Repeat each entry word for word. Leave any images out of the copy.

— BEGIN —

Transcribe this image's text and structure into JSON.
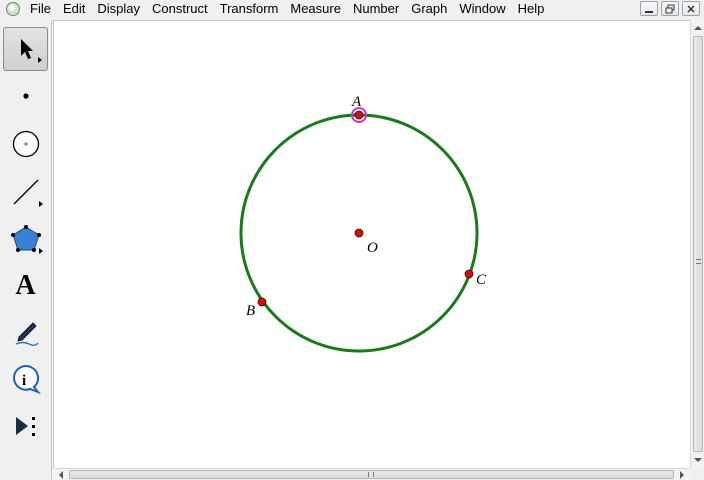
{
  "menu": [
    "File",
    "Edit",
    "Display",
    "Construct",
    "Transform",
    "Measure",
    "Number",
    "Graph",
    "Window",
    "Help"
  ],
  "toolbox": {
    "tools": [
      {
        "name": "arrow-select-tool",
        "icon": "arrow-icon"
      },
      {
        "name": "point-tool",
        "icon": "point-icon"
      },
      {
        "name": "compass-tool",
        "icon": "circle-icon"
      },
      {
        "name": "straightedge-tool",
        "icon": "line-icon"
      },
      {
        "name": "polygon-tool",
        "icon": "pentagon-icon"
      },
      {
        "name": "text-tool",
        "icon": "text-a-icon",
        "label": "A"
      },
      {
        "name": "marker-tool",
        "icon": "pen-icon"
      },
      {
        "name": "information-tool",
        "icon": "info-icon"
      },
      {
        "name": "custom-tool",
        "icon": "play-dots-icon"
      }
    ]
  },
  "canvas": {
    "circle_color": "#1a7a1a",
    "point_color": "#cc1111",
    "highlight_color": "#cc33cc",
    "points": [
      {
        "label": "A",
        "selected": true
      },
      {
        "label": "O",
        "selected": false
      },
      {
        "label": "B",
        "selected": false
      },
      {
        "label": "C",
        "selected": false
      }
    ]
  }
}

— END —

**TASK SOLUTION:**
Transcribe this image's text and structure into JSON.
{
  "menu": [
    "File",
    "Edit",
    "Display",
    "Construct",
    "Transform",
    "Measure",
    "Number",
    "Graph",
    "Window",
    "Help"
  ],
  "toolbox": {
    "tools": [
      {
        "name": "arrow-select-tool",
        "icon": "arrow-icon"
      },
      {
        "name": "point-tool",
        "icon": "point-icon"
      },
      {
        "name": "compass-tool",
        "icon": "circle-icon"
      },
      {
        "name": "straightedge-tool",
        "icon": "line-icon"
      },
      {
        "name": "polygon-tool",
        "icon": "pentagon-icon"
      },
      {
        "name": "text-tool",
        "icon": "text-a-icon",
        "label": "A"
      },
      {
        "name": "marker-tool",
        "icon": "pen-icon"
      },
      {
        "name": "information-tool",
        "icon": "info-icon"
      },
      {
        "name": "custom-tool",
        "icon": "play-dots-icon"
      }
    ]
  },
  "canvas": {
    "circle_color": "#1a7a1a",
    "point_color": "#cc1111",
    "highlight_color": "#cc33cc",
    "points": [
      {
        "label": "A",
        "selected": true
      },
      {
        "label": "O",
        "selected": false
      },
      {
        "label": "B",
        "selected": false
      },
      {
        "label": "C",
        "selected": false
      }
    ]
  }
}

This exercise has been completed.